— START DATA RECORDS —
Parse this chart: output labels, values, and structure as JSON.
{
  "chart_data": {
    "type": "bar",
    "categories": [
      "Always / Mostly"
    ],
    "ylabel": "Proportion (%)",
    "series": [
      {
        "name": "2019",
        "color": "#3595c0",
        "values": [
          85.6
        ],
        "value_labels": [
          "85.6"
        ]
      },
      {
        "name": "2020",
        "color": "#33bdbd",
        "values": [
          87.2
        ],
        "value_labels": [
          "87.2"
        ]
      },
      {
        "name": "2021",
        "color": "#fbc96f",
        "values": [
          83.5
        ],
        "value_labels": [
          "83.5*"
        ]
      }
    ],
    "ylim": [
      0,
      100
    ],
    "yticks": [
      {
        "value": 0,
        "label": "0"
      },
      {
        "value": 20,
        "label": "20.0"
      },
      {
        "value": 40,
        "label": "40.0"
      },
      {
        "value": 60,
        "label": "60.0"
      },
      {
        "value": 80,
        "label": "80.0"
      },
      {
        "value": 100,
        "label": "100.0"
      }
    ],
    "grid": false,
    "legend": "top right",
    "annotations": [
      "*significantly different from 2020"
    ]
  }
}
— END DATA RECORDS —
WHAT TO PRODUCE: Exactly as written above, please repeat the entries.

RESPONSE TO THIS EXERCISE:
Parse this chart: output labels, values, and structure as JSON.
{
  "chart_data": {
    "type": "bar",
    "categories": [
      "Always / Mostly"
    ],
    "ylabel": "Proportion (%)",
    "series": [
      {
        "name": "2019",
        "color": "#3595c0",
        "values": [
          85.6
        ],
        "value_labels": [
          "85.6"
        ]
      },
      {
        "name": "2020",
        "color": "#33bdbd",
        "values": [
          87.2
        ],
        "value_labels": [
          "87.2"
        ]
      },
      {
        "name": "2021",
        "color": "#fbc96f",
        "values": [
          83.5
        ],
        "value_labels": [
          "83.5*"
        ]
      }
    ],
    "ylim": [
      0,
      100
    ],
    "yticks": [
      {
        "value": 0,
        "label": "0"
      },
      {
        "value": 20,
        "label": "20.0"
      },
      {
        "value": 40,
        "label": "40.0"
      },
      {
        "value": 60,
        "label": "60.0"
      },
      {
        "value": 80,
        "label": "80.0"
      },
      {
        "value": 100,
        "label": "100.0"
      }
    ],
    "grid": false,
    "legend": "top right",
    "annotations": [
      "*significantly different from 2020"
    ]
  }
}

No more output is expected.